- [REQUIRED WORK]
Write back every entry exactly as it reads, with the pictures left behind.
┌─ GIVEN RECORDS
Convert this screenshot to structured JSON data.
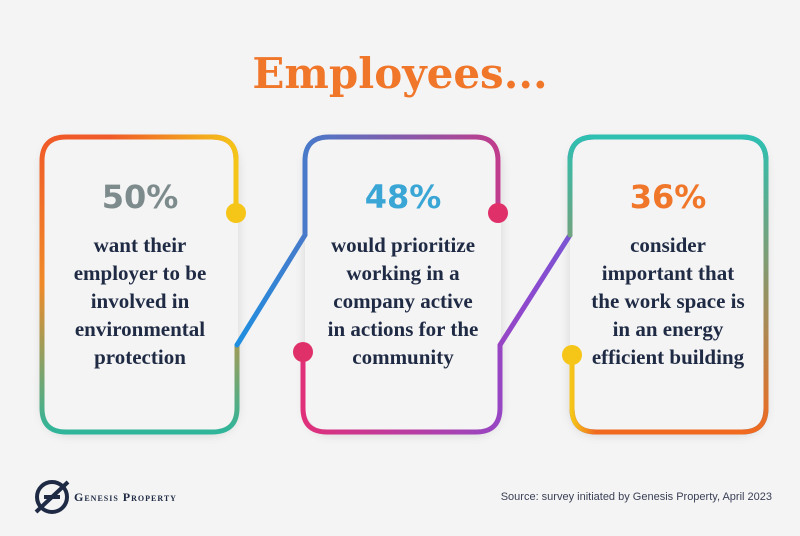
{
  "header": {
    "title": "Employees..."
  },
  "cards": [
    {
      "stat": "50%",
      "lines": [
        "want their",
        "employer to be",
        "involved in",
        "environmental",
        "protection"
      ]
    },
    {
      "stat": "48%",
      "lines": [
        "would prioritize",
        "working in a",
        "company active",
        "in actions for the",
        "community"
      ]
    },
    {
      "stat": "36%",
      "lines": [
        "consider",
        "important that",
        "the work space is",
        "in an energy",
        "efficient building"
      ]
    }
  ],
  "footer": {
    "brand": "Genesis Property",
    "source": "Source: survey initiated by Genesis Property, April 2023"
  }
}
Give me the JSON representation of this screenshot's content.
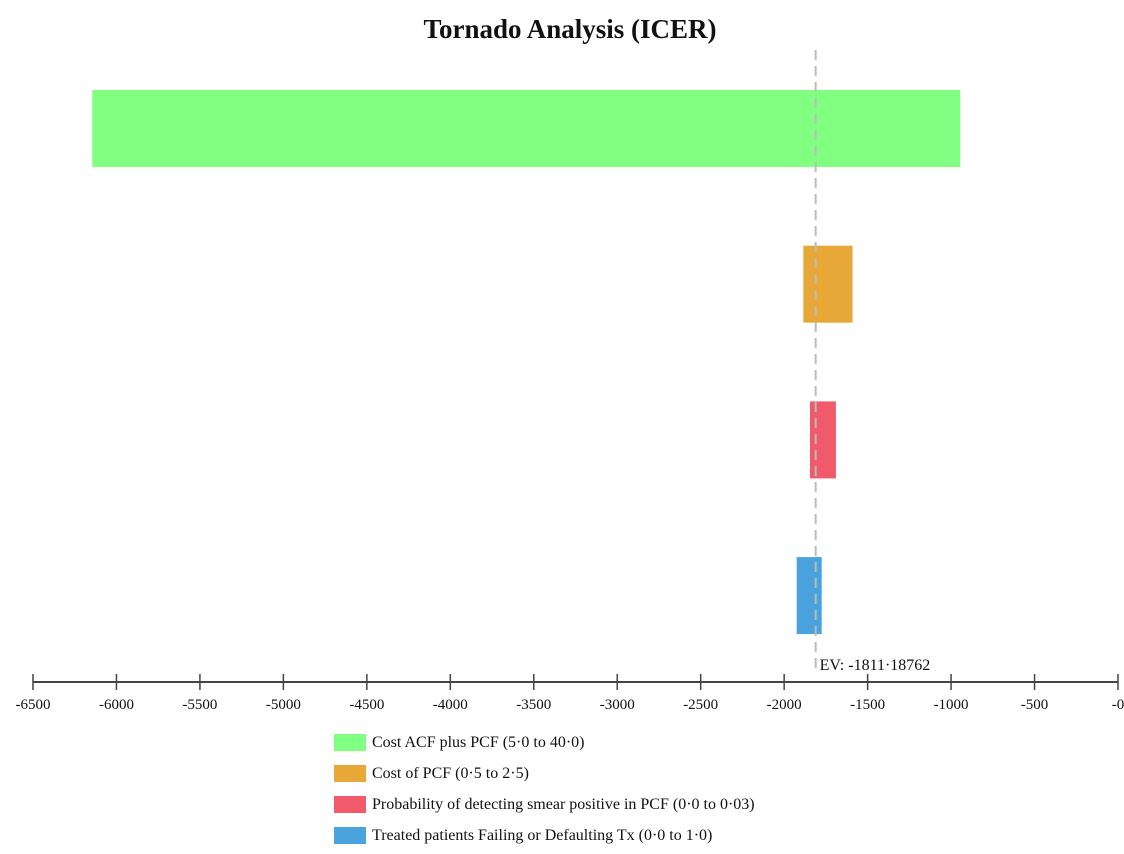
└─
- [REPLY]
Convert this screenshot to structured JSON data.
{
  "header": {
    "title": "Employees..."
  },
  "cards": [
    {
      "stat": "50%",
      "lines": [
        "want their",
        "employer to be",
        "involved in",
        "environmental",
        "protection"
      ]
    },
    {
      "stat": "48%",
      "lines": [
        "would prioritize",
        "working in a",
        "company active",
        "in actions for the",
        "community"
      ]
    },
    {
      "stat": "36%",
      "lines": [
        "consider",
        "important that",
        "the work space is",
        "in an energy",
        "efficient building"
      ]
    }
  ],
  "footer": {
    "brand": "Genesis Property",
    "source": "Source: survey initiated by Genesis Property, April 2023"
  }
}
Give me the JSON representation of this screenshot's content.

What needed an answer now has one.